_Problem requirements:_
Reproduce exactly the lines from the line containing "Read all visible content and emit it as JSON." through the end of the records below, including both ends, and nothing else.

----- Source material

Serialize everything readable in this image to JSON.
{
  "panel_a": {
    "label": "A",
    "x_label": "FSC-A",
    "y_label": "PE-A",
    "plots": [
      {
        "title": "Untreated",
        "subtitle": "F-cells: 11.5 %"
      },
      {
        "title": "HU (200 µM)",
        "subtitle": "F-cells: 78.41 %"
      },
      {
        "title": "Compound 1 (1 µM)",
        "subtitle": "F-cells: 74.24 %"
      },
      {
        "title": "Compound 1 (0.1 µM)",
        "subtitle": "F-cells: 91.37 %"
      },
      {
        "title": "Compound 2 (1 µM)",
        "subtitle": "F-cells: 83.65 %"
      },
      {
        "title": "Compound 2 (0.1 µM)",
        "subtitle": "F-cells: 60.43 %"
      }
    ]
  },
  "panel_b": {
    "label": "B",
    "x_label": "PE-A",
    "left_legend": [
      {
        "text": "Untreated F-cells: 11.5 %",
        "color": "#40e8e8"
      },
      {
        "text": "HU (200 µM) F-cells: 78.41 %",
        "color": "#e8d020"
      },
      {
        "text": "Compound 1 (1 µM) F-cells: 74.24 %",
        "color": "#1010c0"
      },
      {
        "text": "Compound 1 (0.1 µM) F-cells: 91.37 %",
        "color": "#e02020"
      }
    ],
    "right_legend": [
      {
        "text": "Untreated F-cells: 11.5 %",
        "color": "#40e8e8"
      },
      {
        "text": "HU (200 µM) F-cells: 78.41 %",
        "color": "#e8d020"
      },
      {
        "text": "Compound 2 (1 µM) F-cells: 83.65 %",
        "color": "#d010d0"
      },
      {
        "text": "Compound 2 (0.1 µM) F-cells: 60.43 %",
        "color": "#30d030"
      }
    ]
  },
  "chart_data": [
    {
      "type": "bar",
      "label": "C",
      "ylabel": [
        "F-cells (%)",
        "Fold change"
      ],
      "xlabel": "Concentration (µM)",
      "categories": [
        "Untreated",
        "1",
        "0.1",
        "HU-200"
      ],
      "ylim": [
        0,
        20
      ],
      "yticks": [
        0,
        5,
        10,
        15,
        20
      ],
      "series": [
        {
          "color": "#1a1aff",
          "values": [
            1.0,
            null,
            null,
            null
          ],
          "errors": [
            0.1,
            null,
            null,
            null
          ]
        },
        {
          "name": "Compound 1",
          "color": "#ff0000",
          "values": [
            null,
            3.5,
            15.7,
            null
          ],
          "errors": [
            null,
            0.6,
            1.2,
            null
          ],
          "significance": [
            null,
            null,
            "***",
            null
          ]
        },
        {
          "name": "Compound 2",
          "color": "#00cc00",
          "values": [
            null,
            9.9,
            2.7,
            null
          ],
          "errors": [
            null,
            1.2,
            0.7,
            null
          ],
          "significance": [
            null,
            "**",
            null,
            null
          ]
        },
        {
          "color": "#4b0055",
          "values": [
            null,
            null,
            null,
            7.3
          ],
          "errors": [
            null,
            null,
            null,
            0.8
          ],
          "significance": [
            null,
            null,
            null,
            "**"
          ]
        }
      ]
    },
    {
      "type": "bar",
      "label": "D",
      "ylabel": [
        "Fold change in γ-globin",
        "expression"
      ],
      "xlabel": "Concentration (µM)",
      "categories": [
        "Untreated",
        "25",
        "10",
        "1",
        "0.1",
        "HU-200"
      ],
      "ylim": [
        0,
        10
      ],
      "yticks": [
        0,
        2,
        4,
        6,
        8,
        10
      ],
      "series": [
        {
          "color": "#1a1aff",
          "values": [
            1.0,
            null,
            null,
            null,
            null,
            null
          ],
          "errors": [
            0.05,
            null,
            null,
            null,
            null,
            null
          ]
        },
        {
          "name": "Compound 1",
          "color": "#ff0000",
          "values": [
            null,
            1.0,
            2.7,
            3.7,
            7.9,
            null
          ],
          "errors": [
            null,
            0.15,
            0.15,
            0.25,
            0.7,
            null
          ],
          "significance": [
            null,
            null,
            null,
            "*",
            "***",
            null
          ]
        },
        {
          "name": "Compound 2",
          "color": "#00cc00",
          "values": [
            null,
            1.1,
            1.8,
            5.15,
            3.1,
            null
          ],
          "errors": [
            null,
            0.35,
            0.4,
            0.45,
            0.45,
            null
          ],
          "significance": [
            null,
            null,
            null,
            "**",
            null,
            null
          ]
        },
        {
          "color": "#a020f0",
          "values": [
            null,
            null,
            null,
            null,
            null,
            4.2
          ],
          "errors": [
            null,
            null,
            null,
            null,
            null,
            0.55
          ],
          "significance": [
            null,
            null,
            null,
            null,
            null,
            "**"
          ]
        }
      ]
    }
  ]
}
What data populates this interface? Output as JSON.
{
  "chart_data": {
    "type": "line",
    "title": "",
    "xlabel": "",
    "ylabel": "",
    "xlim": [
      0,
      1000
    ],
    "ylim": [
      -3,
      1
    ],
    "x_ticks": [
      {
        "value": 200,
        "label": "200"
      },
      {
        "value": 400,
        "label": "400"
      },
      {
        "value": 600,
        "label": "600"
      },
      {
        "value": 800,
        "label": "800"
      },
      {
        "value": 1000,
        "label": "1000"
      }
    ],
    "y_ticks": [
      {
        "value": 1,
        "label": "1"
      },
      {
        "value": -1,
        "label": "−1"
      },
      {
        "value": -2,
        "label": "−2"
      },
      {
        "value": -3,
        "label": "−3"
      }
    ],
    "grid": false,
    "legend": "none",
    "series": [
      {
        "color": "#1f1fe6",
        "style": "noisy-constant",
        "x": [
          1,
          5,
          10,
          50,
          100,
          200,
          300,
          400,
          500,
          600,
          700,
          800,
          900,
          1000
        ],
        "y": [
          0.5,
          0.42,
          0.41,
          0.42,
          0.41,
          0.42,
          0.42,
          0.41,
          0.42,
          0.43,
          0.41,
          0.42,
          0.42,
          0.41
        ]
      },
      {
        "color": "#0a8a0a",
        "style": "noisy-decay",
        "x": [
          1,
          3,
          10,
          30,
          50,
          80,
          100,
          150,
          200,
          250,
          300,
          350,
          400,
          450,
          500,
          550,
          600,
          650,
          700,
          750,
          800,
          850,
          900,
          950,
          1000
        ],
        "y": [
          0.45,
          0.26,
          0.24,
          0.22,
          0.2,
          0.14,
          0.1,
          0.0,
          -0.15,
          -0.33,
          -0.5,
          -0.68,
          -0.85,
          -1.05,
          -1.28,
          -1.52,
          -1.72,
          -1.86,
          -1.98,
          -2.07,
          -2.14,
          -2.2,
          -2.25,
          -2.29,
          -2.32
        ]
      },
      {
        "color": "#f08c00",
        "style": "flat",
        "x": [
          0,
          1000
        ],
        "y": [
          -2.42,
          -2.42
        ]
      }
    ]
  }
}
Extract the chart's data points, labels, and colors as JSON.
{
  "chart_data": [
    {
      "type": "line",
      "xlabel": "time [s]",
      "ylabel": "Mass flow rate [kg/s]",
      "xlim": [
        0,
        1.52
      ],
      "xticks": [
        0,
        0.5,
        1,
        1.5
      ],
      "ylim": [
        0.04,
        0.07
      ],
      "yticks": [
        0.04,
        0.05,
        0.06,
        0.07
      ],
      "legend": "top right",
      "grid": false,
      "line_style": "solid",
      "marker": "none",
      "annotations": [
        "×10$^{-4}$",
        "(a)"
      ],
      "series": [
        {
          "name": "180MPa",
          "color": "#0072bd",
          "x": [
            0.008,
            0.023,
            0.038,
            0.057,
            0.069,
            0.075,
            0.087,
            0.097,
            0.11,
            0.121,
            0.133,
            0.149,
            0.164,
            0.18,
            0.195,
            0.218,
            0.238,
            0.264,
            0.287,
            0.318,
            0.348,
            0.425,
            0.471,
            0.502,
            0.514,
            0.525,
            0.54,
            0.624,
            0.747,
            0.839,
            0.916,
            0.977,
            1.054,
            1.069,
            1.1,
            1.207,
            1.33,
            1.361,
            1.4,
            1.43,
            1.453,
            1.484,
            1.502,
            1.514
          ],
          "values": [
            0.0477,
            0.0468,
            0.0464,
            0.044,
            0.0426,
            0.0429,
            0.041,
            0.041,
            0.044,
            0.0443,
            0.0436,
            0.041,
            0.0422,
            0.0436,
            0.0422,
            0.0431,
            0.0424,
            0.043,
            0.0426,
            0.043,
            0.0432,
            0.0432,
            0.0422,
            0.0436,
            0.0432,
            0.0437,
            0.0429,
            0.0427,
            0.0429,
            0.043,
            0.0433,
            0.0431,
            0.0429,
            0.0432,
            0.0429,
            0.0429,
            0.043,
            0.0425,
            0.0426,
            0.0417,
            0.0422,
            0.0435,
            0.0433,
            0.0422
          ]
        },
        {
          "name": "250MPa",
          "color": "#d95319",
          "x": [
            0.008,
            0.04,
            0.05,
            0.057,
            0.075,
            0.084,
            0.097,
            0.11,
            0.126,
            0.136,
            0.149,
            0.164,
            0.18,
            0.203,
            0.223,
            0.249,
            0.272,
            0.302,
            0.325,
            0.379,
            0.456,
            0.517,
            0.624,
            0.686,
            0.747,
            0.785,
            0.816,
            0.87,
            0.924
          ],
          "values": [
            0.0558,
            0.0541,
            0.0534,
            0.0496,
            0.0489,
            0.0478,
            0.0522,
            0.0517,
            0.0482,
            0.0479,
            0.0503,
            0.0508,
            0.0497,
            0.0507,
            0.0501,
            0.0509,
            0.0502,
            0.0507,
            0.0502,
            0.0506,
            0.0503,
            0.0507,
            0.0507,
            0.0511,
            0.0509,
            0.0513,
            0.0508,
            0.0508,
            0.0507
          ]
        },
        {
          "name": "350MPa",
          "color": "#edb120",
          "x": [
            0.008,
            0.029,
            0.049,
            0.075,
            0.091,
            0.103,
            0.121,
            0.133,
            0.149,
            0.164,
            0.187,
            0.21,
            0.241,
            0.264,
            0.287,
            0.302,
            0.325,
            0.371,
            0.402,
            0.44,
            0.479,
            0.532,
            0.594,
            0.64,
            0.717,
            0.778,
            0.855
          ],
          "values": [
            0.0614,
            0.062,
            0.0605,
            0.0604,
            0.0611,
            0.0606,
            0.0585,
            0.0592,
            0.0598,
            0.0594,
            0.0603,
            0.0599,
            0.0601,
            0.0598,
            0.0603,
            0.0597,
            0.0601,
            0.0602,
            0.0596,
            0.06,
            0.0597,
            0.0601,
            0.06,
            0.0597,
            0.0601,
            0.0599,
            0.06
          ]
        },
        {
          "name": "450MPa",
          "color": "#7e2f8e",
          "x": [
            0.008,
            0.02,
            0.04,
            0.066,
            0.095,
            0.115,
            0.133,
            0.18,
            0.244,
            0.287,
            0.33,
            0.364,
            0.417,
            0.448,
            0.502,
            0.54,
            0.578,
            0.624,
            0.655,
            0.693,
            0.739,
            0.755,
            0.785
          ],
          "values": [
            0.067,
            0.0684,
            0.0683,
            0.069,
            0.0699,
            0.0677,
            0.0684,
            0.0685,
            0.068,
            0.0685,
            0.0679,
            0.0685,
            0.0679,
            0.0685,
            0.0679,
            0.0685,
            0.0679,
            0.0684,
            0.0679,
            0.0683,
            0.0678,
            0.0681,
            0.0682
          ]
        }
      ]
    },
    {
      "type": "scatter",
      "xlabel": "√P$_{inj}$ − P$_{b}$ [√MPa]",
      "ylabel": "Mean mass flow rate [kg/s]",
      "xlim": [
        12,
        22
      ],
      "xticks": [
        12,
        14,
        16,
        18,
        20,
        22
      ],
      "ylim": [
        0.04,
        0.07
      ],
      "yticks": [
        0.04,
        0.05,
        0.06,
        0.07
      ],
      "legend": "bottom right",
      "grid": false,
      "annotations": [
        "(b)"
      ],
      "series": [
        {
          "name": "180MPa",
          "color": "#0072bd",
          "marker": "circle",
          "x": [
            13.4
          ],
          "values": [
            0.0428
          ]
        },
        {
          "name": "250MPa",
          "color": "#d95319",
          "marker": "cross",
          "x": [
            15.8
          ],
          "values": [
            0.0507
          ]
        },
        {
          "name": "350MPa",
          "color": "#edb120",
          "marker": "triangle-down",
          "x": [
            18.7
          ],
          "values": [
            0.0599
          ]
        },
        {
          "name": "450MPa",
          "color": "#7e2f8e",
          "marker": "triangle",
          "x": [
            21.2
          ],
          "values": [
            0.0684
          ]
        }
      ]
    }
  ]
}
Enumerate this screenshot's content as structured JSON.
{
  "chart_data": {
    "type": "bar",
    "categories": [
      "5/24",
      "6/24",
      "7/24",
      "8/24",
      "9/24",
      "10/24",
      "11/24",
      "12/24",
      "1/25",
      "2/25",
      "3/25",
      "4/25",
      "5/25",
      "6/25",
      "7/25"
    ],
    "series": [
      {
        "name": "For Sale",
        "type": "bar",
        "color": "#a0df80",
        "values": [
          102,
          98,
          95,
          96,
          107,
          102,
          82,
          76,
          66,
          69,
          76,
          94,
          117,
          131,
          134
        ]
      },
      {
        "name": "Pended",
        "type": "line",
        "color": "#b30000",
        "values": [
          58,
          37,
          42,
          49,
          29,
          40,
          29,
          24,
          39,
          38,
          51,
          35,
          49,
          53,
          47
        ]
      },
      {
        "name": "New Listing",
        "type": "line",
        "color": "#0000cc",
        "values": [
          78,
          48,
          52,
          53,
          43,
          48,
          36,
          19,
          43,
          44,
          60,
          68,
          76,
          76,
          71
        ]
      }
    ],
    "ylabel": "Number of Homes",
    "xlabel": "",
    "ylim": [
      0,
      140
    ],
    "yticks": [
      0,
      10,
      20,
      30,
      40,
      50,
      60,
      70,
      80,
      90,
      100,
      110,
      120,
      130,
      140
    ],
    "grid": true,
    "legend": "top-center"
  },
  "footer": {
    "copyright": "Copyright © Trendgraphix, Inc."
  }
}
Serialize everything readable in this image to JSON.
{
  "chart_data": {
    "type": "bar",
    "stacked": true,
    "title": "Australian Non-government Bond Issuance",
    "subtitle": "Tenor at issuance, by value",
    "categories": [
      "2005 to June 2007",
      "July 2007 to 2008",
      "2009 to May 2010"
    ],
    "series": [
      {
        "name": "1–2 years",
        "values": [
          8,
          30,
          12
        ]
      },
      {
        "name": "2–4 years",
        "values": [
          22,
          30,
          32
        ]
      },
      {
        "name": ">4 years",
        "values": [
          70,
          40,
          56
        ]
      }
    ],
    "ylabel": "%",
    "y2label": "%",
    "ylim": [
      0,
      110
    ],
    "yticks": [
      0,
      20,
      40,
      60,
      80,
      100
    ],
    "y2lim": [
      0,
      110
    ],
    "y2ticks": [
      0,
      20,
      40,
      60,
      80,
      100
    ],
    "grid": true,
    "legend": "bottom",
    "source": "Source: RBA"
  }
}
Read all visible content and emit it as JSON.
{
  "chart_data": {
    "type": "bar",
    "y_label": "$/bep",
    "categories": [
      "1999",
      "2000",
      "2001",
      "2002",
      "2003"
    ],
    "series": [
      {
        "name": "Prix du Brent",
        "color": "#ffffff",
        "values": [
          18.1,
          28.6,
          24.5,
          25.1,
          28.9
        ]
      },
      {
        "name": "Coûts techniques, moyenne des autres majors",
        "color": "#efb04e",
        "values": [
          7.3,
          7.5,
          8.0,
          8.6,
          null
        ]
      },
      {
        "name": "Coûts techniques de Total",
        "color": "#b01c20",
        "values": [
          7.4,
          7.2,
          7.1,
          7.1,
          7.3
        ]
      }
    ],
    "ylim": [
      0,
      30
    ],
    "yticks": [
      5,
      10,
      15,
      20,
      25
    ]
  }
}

----------

_Result:_
Read all visible content and emit it as JSON.
{
  "chart_data": {
    "type": "bar",
    "y_label": "$/bep",
    "categories": [
      "1999",
      "2000",
      "2001",
      "2002",
      "2003"
    ],
    "series": [
      {
        "name": "Prix du Brent",
        "color": "#ffffff",
        "values": [
          18.1,
          28.6,
          24.5,
          25.1,
          28.9
        ]
      },
      {
        "name": "Coûts techniques, moyenne des autres majors",
        "color": "#efb04e",
        "values": [
          7.3,
          7.5,
          8.0,
          8.6,
          null
        ]
      },
      {
        "name": "Coûts techniques de Total",
        "color": "#b01c20",
        "values": [
          7.4,
          7.2,
          7.1,
          7.1,
          7.3
        ]
      }
    ],
    "ylim": [
      0,
      30
    ],
    "yticks": [
      5,
      10,
      15,
      20,
      25
    ]
  }
}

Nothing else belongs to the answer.